----- RECORD EXCERPTS
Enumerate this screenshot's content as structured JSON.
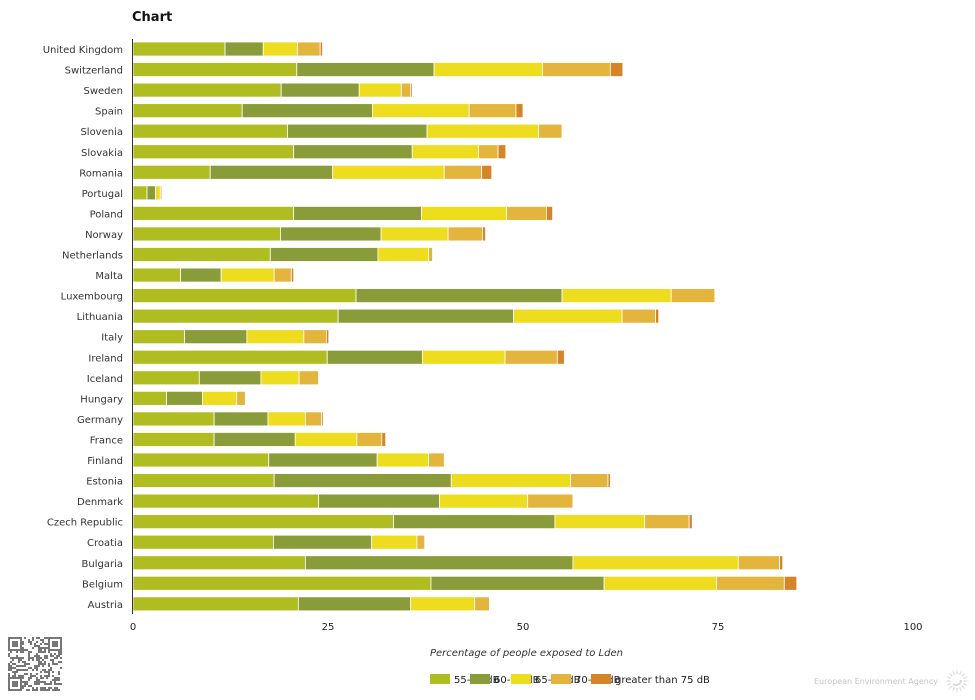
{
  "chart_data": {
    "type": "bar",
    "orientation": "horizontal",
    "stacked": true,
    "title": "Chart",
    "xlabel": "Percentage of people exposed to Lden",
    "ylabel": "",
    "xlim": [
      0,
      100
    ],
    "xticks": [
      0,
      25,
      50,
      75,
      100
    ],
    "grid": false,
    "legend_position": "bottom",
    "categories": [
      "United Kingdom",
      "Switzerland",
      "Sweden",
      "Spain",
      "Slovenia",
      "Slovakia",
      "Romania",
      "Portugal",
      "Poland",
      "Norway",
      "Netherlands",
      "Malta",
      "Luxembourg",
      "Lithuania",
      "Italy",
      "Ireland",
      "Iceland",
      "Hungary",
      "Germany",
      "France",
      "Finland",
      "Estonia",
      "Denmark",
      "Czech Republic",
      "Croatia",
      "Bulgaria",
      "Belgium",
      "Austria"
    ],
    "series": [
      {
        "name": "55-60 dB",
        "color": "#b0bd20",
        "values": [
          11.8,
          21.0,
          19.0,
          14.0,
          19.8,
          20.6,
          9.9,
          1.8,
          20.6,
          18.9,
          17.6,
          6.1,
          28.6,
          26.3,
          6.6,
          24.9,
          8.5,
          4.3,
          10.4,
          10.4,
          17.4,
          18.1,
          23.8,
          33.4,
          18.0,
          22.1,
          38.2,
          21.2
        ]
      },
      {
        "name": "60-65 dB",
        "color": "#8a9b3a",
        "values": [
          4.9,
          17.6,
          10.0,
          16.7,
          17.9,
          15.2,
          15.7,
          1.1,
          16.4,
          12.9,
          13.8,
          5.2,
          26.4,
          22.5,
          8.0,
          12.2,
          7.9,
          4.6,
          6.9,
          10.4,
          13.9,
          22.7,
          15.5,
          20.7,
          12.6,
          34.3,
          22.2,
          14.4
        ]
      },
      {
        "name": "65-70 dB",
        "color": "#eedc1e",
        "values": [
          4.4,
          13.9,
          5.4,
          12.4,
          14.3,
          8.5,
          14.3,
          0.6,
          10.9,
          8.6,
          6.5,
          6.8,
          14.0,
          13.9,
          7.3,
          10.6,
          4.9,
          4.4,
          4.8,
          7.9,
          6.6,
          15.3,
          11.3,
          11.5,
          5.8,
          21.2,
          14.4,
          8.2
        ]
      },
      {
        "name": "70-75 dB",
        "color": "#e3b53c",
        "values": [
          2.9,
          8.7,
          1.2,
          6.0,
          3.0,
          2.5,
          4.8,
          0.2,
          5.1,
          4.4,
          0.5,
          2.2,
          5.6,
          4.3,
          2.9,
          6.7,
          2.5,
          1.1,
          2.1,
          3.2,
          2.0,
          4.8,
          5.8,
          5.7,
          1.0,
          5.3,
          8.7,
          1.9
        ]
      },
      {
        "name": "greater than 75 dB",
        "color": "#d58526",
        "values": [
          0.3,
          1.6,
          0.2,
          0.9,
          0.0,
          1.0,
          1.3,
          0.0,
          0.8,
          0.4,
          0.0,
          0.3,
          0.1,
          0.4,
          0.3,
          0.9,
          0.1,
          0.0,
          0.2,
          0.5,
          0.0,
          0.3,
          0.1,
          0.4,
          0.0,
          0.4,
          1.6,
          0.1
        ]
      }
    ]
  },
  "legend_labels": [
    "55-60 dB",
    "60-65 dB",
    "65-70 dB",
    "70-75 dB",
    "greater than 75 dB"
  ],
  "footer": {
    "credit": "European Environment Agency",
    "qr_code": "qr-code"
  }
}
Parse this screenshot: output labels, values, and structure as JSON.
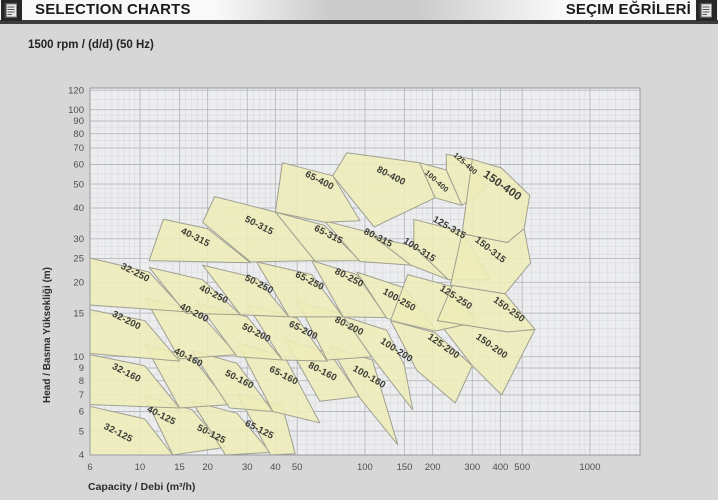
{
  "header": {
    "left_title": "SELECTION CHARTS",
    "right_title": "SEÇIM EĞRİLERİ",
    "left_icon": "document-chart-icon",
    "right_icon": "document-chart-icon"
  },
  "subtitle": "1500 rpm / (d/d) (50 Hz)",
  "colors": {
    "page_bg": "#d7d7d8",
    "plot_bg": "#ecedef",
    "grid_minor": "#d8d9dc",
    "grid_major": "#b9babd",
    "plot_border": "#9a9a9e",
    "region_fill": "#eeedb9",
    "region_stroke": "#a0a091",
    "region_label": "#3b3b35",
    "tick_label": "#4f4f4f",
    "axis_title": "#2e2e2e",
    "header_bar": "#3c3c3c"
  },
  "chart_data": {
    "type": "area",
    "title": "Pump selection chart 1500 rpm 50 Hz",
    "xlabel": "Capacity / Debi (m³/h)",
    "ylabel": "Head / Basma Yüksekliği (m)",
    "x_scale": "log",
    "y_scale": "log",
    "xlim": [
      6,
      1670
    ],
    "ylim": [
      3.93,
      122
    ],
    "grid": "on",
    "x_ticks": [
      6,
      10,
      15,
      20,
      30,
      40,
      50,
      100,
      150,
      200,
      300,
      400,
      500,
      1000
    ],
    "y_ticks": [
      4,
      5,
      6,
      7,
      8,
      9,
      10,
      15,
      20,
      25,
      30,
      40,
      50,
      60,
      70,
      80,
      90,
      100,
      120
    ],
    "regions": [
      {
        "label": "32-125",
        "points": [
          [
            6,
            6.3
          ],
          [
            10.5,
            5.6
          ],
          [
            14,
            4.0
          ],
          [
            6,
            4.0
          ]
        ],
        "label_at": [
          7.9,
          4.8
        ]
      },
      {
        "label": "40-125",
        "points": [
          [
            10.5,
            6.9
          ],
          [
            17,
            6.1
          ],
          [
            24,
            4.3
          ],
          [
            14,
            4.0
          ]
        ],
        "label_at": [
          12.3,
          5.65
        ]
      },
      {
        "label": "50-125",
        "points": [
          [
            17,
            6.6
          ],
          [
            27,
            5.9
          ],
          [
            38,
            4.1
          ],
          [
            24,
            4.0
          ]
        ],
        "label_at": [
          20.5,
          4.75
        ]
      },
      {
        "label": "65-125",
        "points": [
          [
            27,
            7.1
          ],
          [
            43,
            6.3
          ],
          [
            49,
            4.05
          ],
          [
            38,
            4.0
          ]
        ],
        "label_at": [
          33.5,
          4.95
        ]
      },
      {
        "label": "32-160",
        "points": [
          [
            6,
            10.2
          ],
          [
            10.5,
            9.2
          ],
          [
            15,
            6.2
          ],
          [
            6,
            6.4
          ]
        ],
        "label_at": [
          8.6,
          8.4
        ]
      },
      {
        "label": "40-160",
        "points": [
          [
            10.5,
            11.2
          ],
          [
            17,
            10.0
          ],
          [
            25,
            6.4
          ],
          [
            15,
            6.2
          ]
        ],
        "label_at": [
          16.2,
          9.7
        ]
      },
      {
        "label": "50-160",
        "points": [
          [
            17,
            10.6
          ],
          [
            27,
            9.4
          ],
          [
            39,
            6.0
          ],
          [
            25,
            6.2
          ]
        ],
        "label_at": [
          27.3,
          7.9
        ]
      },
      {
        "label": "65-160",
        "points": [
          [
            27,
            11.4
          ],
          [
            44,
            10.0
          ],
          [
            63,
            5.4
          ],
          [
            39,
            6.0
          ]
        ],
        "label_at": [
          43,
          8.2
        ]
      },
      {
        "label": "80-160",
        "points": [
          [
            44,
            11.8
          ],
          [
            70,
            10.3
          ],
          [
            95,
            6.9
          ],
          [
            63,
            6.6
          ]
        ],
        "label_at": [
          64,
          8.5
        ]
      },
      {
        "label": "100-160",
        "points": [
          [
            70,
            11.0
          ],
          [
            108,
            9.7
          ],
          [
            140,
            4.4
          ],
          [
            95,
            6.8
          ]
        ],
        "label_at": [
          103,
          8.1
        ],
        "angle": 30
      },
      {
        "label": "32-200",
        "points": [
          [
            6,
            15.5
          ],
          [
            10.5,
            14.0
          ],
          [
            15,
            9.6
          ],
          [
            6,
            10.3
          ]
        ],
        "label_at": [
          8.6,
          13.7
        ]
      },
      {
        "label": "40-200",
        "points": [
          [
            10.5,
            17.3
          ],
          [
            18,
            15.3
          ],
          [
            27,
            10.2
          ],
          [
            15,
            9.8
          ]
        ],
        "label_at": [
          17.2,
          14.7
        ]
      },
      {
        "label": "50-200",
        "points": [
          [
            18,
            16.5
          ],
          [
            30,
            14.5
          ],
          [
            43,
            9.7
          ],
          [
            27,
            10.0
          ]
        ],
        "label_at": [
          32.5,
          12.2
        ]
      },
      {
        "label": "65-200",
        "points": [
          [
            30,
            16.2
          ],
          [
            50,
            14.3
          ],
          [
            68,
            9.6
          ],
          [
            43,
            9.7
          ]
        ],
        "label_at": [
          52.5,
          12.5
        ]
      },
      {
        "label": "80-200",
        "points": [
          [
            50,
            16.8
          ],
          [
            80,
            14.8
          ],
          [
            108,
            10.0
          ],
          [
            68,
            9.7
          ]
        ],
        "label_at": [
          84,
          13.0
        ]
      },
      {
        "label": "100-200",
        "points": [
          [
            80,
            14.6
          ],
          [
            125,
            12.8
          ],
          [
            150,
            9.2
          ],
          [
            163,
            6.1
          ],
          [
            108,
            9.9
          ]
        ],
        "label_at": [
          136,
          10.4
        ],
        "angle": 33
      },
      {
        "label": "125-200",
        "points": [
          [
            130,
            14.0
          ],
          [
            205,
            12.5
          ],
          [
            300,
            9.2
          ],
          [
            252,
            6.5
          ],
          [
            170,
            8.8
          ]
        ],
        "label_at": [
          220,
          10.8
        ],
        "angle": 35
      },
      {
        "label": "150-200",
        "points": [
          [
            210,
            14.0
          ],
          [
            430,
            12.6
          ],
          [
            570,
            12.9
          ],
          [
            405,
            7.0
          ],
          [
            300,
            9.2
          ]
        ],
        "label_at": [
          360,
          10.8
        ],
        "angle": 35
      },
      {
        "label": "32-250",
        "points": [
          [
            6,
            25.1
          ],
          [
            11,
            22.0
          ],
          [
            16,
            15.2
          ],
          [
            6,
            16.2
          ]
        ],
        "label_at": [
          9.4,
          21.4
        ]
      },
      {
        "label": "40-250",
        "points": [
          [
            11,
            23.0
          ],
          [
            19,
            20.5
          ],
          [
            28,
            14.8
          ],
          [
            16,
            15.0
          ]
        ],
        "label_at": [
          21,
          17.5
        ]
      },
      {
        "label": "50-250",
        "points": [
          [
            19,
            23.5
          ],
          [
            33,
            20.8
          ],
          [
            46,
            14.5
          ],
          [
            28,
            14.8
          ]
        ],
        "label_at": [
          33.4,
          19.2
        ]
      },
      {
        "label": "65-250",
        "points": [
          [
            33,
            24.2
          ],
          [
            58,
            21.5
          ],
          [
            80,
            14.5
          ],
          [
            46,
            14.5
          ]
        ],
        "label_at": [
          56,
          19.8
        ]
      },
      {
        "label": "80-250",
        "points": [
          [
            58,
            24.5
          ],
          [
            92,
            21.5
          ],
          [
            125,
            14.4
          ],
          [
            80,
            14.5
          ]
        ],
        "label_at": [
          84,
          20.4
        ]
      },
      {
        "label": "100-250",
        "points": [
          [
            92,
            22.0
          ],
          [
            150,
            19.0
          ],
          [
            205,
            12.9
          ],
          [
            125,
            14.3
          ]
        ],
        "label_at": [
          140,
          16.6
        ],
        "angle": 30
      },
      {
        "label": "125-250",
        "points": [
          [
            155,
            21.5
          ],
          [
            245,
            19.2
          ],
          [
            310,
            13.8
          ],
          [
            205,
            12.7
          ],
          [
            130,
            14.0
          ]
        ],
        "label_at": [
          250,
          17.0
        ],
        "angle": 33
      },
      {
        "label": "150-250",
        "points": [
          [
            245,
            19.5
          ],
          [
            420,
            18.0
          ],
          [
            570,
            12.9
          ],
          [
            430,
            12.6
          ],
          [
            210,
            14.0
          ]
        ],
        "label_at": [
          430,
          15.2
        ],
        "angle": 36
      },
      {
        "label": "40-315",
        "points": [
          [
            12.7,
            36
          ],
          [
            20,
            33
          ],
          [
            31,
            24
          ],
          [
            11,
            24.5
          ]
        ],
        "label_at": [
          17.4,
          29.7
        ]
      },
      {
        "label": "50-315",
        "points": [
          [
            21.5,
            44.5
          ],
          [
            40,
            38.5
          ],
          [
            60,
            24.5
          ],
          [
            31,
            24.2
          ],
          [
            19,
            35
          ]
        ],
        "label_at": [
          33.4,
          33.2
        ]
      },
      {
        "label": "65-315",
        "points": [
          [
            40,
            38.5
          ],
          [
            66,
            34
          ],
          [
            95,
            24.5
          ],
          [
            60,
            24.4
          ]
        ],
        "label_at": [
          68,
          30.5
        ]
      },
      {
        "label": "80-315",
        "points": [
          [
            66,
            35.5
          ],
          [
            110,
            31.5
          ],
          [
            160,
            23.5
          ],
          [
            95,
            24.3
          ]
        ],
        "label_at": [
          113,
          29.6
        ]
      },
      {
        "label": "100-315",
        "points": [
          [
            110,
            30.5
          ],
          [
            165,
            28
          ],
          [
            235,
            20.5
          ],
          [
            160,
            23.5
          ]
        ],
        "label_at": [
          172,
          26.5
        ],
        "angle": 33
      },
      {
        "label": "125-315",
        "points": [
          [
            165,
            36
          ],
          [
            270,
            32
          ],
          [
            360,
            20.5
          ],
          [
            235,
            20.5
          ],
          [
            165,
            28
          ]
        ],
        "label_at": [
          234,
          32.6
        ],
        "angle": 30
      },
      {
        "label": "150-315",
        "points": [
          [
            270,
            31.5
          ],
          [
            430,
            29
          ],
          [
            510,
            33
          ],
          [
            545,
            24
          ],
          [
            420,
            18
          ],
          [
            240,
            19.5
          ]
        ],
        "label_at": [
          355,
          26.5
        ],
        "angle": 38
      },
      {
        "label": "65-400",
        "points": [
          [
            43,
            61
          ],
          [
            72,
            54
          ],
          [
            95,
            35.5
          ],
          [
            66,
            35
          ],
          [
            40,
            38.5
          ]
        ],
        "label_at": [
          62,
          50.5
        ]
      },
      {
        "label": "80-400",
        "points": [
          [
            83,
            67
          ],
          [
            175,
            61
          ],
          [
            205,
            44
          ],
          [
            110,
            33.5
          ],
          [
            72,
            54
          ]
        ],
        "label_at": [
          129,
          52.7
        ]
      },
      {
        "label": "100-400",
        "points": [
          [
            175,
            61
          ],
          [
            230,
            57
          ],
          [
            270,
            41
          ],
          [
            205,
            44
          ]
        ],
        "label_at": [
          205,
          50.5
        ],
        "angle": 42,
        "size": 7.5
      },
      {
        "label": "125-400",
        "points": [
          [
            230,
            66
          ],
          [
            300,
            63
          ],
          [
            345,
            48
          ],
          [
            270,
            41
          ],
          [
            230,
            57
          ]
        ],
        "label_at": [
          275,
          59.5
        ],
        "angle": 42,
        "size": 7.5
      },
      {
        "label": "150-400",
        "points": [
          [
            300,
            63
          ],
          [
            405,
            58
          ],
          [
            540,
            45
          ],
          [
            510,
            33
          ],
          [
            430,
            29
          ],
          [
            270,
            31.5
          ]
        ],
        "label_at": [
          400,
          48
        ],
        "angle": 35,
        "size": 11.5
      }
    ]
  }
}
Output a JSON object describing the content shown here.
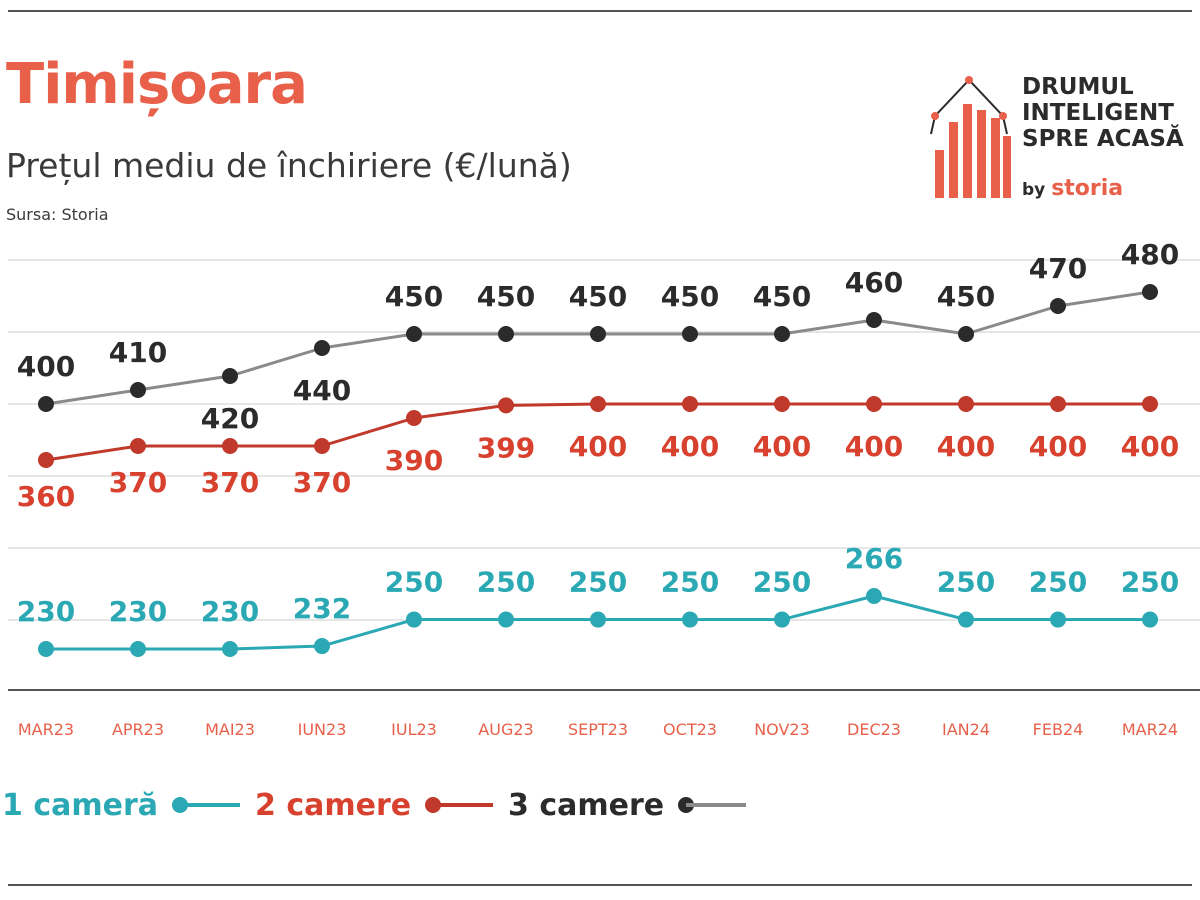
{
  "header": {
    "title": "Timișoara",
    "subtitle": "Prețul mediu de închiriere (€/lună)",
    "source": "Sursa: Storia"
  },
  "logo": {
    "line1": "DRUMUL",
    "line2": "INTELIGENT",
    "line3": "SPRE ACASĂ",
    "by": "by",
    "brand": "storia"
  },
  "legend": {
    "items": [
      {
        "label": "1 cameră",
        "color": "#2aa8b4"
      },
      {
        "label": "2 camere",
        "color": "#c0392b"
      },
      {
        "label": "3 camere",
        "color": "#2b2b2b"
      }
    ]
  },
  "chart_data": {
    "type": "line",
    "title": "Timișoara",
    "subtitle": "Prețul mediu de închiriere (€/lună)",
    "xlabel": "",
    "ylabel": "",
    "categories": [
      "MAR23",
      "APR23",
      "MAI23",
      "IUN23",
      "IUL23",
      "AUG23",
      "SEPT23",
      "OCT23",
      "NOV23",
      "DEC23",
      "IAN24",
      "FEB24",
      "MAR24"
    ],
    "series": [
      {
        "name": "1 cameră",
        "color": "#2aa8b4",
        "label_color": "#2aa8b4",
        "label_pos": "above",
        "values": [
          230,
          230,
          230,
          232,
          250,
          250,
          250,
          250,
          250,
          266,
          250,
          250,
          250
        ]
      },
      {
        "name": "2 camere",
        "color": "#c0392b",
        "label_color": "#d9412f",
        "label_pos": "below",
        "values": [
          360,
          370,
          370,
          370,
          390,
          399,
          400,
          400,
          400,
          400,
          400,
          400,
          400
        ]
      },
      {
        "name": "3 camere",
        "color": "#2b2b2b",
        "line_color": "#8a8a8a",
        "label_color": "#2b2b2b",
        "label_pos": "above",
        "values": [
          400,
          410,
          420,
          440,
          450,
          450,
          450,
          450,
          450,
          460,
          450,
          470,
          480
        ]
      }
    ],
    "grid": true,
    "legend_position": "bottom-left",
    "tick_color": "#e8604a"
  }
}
----------
- WRITTEN EXERCISE:
Search the entries for the word "xlabel", then list each line that holds it.

- THE RESULT:
    "xlabel": "Percentage of people exposed to Lden",
    "xlabel": "Capacity / Debi (m³/h)",
    "xlabel": "",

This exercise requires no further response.